▸ **TO DO**: From the entries that follow, list every line in which the string "grasas" appears.

(Source data)
## Start

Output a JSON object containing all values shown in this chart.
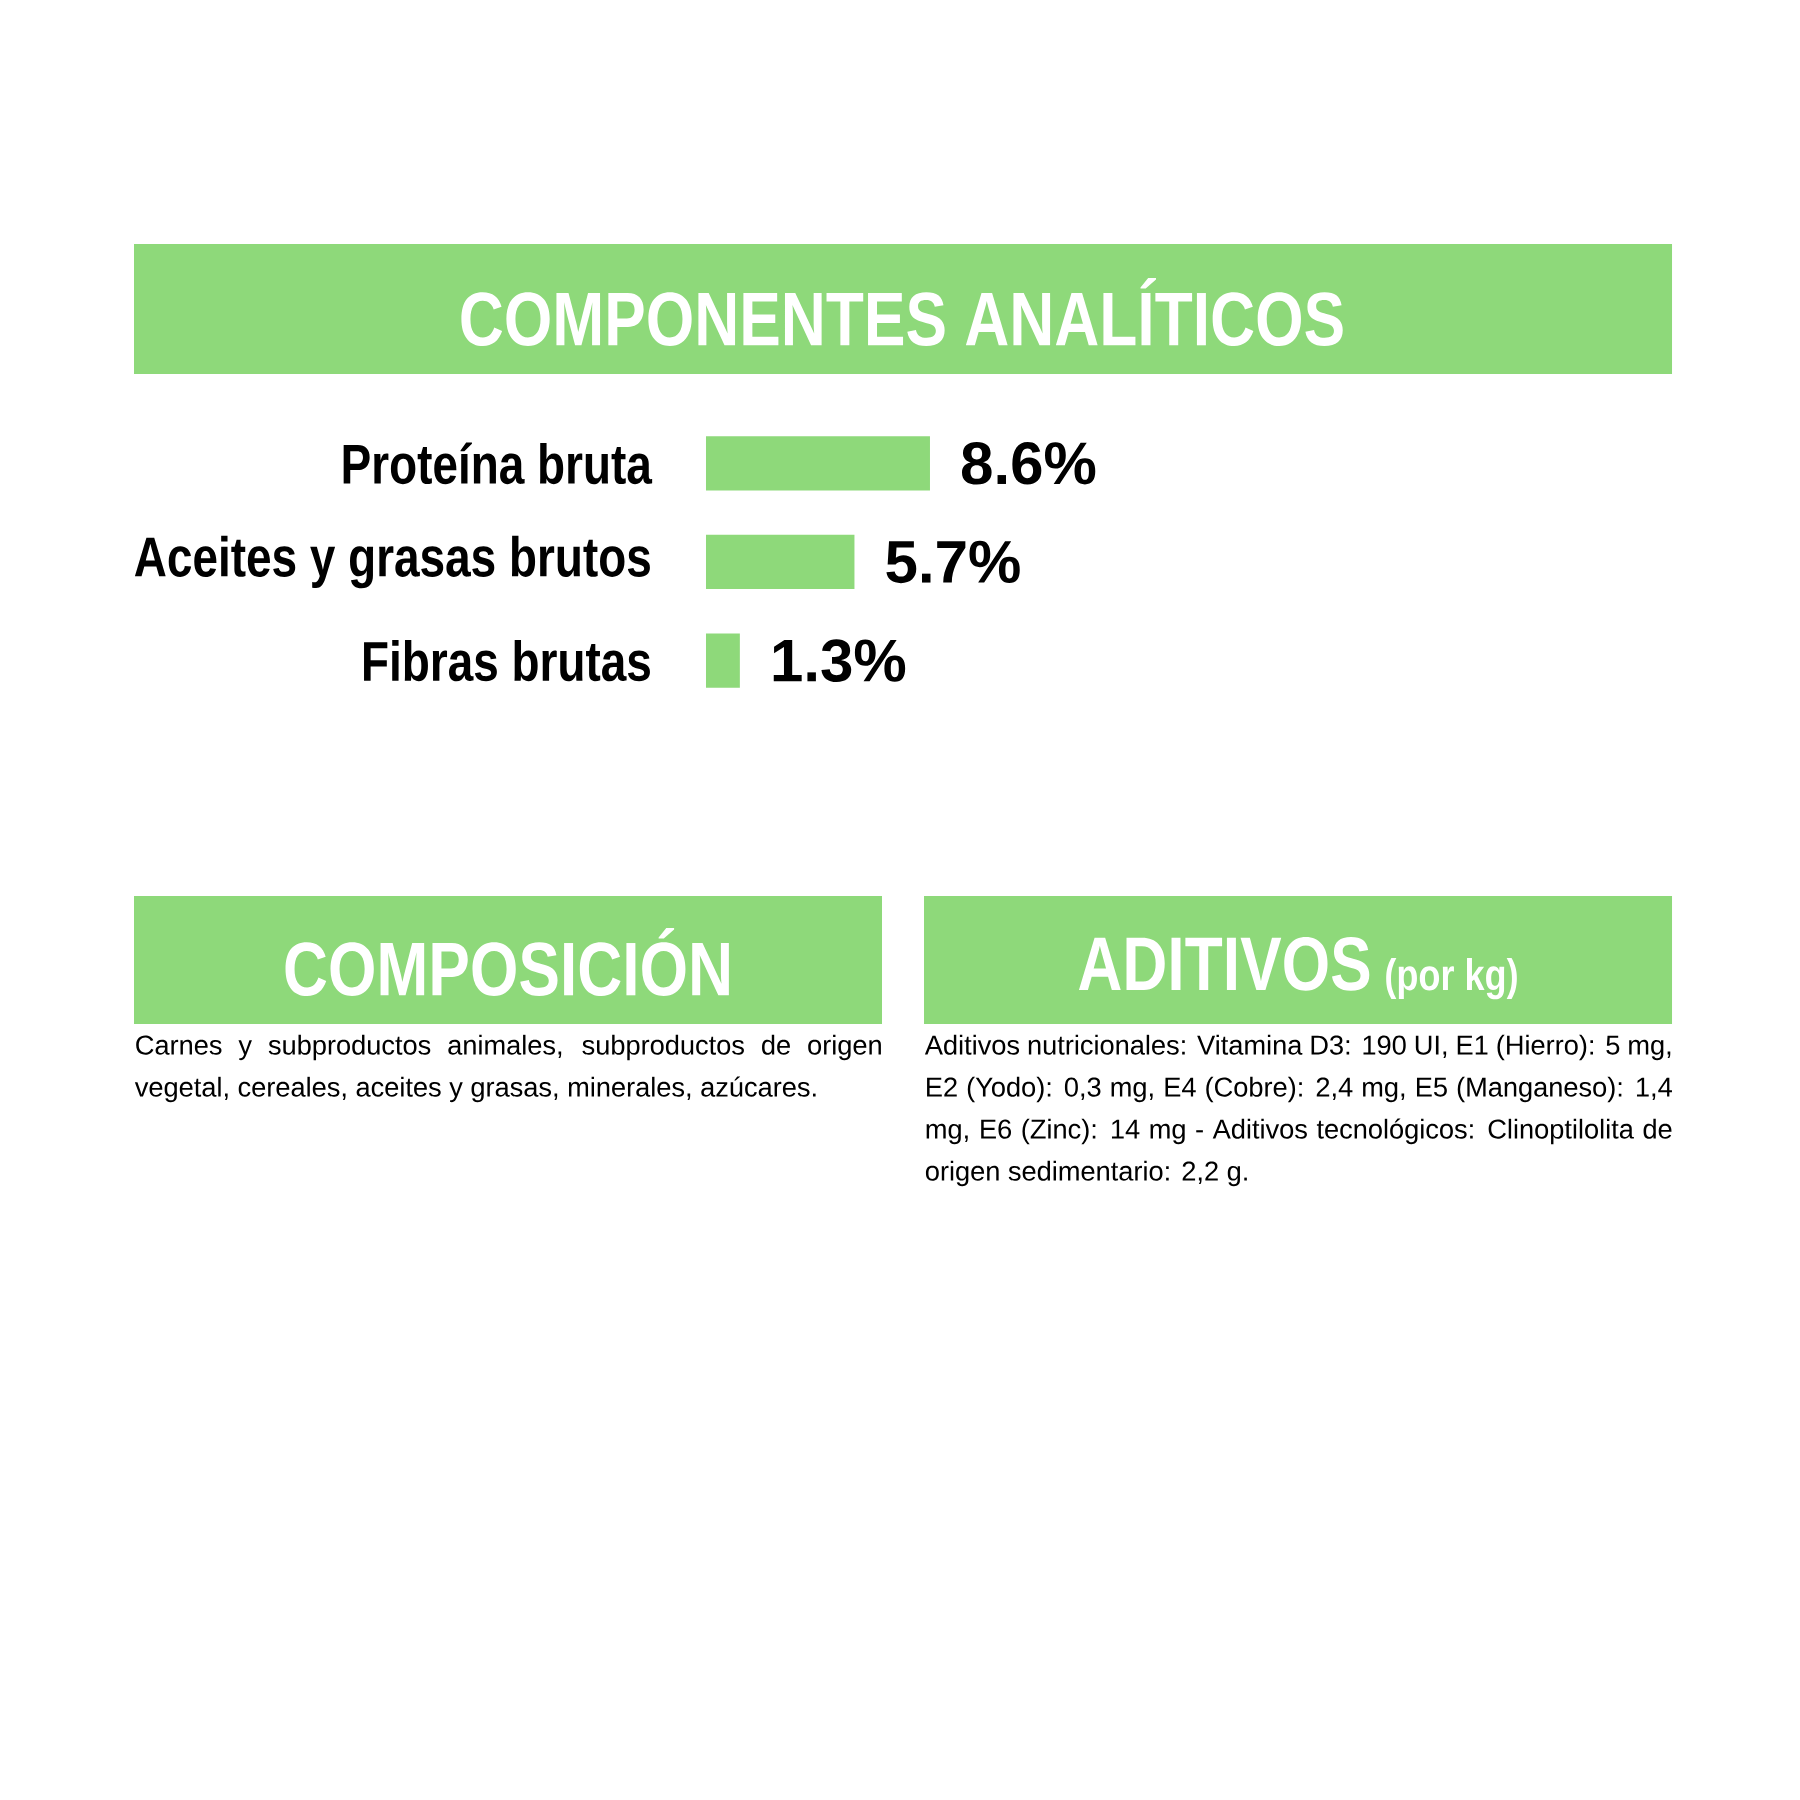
{
  "chart_data": {
    "type": "bar",
    "orientation": "horizontal",
    "title": "COMPONENTES ANALÍTICOS",
    "categories": [
      "Proteína bruta",
      "Aceites y grasas brutos",
      "Fibras brutas"
    ],
    "values": [
      8.6,
      5.7,
      1.3
    ],
    "value_labels": [
      "8.6%",
      "5.7%",
      "1.3%"
    ],
    "color": "#8ed97a",
    "annotations": [
      "COMPOSICIÓN",
      "Carnes y subproductos animales, subproductos de origen vegetal, cereales, aceites y grasas, minerales, azúcares.",
      "ADITIVOS",
      "(por kg)",
      "Aditivos nutricionales: Vitamina D3: 190 UI, E1 (Hierro): 5 mg, E2 (Yodo): 0,3 mg, E4 (Cobre): 2,4 mg, E5 (Manganeso): 1,4 mg, E6 (Zinc): 14 mg - Aditivos tecnológicos: Clinoptilolita de origen sedimentario: 2,2 g."
    ]
  }
}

## End

▸ **REPLY**:
      "Aceites y grasas brutos",
      "Carnes y subproductos animales, subproductos de origen vegetal, cereales, aceites y grasas, minerales, azúcares.",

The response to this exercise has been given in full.